### What is expected
Search the data for the string "JSON" and extract every line where it appears.

### Recorded information

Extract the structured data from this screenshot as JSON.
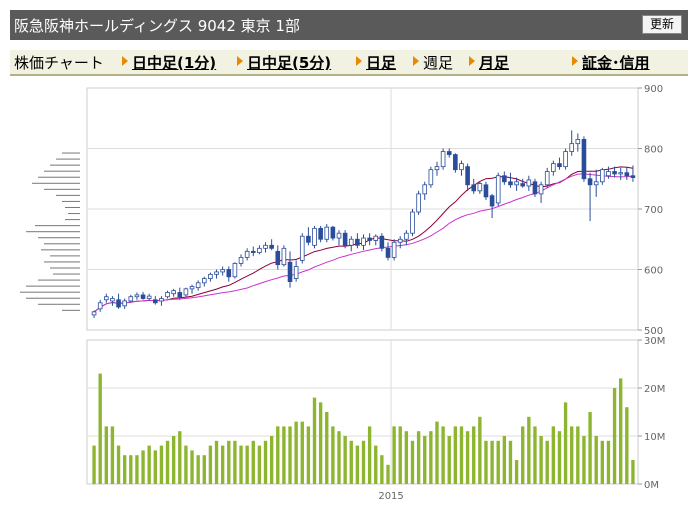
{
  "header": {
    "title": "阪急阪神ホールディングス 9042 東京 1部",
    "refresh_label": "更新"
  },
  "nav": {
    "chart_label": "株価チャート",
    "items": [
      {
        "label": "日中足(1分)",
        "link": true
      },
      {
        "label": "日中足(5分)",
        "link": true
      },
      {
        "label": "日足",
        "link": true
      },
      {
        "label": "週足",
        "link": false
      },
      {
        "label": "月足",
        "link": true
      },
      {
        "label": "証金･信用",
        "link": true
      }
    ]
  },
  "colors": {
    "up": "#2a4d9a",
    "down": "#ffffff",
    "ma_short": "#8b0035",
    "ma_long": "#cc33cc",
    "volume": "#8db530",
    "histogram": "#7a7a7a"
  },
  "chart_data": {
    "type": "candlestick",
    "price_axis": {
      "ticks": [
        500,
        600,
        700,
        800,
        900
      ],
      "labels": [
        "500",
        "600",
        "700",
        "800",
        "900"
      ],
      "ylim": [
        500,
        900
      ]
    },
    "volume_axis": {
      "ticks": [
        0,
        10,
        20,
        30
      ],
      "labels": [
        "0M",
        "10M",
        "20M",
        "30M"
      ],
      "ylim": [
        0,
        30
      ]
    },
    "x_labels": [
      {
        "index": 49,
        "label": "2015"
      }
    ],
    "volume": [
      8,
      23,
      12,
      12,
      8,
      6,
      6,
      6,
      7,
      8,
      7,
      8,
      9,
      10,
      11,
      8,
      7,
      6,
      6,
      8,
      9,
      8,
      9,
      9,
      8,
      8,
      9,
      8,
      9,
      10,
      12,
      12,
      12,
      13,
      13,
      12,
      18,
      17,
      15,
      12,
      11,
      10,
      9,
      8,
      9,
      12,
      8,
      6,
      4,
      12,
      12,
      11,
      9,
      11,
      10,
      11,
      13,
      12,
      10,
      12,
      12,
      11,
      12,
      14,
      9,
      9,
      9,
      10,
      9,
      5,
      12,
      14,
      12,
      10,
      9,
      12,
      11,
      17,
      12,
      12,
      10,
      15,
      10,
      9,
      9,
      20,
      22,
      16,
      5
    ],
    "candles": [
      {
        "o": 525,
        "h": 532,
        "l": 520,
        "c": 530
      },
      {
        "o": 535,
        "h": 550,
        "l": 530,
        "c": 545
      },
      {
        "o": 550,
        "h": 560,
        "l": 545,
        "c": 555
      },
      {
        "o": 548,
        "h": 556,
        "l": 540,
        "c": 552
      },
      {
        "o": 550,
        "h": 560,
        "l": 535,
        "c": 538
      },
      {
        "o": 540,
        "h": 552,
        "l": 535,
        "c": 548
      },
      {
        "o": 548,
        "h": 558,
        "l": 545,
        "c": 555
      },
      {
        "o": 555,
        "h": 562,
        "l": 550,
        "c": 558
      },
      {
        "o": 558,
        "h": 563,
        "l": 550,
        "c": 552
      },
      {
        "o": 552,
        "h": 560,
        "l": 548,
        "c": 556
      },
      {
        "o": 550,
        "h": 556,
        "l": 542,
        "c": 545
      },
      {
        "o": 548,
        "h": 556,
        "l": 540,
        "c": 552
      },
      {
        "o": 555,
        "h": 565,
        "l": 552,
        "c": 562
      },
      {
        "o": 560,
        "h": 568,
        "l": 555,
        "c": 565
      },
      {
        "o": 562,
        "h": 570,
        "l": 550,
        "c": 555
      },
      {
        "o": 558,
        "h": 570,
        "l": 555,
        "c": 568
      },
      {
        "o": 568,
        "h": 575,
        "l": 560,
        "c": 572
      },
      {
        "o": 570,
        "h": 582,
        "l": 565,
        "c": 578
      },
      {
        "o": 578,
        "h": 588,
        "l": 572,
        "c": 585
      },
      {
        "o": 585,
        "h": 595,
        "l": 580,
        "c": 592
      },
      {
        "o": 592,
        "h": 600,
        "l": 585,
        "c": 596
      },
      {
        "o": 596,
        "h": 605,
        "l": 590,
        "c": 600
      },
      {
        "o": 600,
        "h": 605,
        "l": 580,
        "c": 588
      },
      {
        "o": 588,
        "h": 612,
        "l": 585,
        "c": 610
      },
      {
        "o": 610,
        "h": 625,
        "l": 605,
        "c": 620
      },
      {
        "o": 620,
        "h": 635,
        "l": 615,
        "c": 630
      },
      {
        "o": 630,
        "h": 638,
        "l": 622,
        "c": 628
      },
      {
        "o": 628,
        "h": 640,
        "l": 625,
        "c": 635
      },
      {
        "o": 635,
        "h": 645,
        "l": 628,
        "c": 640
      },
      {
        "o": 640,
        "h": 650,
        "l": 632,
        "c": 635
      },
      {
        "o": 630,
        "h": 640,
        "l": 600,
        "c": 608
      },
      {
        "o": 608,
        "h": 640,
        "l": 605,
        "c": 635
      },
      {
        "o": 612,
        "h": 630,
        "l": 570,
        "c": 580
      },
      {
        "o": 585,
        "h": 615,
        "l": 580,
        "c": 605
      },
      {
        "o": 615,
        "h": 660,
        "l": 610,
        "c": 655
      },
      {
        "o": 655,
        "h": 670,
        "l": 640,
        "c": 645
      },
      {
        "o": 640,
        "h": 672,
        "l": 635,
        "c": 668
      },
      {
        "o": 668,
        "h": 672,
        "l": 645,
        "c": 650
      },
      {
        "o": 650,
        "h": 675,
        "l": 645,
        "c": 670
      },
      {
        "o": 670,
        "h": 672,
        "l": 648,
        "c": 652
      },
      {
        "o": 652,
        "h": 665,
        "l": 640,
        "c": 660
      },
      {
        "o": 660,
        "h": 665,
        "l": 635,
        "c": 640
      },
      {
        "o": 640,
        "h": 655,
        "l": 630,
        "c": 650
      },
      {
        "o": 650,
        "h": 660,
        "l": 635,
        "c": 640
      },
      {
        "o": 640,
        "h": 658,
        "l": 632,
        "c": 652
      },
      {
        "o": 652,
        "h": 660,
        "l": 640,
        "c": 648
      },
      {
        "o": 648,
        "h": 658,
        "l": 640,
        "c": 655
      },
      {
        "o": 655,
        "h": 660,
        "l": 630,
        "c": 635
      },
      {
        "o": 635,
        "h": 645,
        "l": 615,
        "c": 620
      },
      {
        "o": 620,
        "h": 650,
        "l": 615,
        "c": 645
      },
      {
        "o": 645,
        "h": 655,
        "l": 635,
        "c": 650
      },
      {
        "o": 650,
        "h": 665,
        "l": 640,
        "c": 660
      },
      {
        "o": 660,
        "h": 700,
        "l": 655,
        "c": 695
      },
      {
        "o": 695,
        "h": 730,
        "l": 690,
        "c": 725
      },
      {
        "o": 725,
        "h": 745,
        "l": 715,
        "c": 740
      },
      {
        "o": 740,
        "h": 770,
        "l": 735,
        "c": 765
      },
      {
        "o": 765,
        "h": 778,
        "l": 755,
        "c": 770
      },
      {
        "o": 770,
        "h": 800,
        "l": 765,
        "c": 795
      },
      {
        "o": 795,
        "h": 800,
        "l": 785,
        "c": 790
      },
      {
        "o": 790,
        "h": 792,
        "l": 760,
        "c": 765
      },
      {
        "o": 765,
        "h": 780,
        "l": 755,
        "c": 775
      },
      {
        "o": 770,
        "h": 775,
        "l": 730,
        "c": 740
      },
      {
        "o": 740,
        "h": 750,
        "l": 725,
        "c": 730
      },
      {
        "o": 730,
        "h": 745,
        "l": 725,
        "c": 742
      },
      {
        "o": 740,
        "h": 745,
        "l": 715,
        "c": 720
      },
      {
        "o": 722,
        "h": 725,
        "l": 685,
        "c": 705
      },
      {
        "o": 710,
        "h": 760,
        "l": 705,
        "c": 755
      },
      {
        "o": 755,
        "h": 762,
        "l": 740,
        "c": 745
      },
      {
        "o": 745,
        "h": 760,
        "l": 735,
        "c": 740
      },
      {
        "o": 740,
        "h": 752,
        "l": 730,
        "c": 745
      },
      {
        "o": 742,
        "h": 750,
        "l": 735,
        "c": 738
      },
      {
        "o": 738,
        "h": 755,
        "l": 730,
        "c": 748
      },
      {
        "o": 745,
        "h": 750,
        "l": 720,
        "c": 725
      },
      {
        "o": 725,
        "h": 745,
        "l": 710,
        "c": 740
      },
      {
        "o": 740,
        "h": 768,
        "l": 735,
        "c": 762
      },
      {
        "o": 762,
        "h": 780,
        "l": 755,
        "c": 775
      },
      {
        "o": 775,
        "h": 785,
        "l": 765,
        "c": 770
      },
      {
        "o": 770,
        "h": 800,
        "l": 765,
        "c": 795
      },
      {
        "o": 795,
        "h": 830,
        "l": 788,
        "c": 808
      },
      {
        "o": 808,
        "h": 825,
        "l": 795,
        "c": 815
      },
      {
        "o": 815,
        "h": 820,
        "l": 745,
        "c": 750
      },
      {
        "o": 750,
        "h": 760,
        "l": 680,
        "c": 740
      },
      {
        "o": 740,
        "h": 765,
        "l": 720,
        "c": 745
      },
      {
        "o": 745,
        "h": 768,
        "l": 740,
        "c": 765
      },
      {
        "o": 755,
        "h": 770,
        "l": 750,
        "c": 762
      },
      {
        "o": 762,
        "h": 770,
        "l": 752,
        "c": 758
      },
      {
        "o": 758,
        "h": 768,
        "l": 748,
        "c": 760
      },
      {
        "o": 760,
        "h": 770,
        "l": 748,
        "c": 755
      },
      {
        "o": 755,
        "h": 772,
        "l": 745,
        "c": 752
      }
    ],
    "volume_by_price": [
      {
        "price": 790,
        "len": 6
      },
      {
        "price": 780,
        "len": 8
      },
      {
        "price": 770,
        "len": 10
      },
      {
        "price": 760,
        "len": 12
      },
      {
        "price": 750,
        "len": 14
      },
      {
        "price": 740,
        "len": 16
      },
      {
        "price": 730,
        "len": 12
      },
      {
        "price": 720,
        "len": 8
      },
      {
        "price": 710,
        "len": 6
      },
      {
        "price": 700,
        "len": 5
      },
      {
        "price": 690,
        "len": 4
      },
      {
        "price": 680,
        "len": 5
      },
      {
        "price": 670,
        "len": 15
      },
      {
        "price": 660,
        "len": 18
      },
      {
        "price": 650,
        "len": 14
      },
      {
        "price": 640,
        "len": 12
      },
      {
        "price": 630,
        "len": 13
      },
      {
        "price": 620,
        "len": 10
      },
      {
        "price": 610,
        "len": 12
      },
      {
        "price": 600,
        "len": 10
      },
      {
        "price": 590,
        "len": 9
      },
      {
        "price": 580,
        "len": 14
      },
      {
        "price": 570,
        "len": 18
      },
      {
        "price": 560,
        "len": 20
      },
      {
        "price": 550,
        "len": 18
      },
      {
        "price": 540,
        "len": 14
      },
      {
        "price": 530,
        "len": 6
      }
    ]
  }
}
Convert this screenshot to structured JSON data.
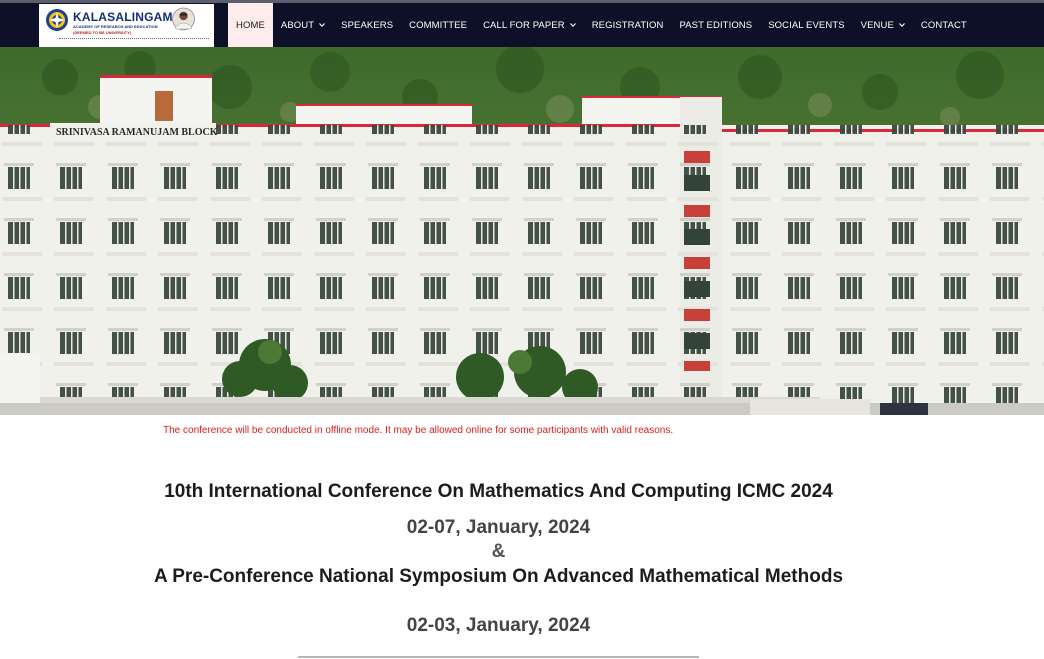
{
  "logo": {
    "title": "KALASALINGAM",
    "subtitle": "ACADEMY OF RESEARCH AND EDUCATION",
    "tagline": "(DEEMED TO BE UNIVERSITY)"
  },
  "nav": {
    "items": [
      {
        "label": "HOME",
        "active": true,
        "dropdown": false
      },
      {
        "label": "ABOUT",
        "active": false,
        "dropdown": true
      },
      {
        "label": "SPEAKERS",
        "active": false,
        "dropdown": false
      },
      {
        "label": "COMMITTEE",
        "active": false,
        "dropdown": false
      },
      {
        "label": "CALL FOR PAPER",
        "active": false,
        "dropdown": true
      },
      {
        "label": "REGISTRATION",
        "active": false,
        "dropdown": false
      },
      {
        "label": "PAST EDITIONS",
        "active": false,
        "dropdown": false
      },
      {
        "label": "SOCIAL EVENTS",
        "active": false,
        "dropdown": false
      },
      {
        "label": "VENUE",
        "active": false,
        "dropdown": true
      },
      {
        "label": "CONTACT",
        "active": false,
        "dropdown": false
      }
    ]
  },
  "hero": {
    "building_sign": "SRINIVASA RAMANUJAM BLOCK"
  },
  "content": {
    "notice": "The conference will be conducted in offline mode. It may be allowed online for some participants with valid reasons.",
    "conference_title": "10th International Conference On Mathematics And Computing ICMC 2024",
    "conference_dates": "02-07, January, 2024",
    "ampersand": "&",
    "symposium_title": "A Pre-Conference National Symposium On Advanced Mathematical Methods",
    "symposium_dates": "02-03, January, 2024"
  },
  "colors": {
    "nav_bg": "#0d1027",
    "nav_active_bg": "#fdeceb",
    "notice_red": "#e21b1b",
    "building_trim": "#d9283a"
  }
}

### Full answer
Extract the structured data from this screenshot as JSON.
Convert this screenshot to structured JSON data.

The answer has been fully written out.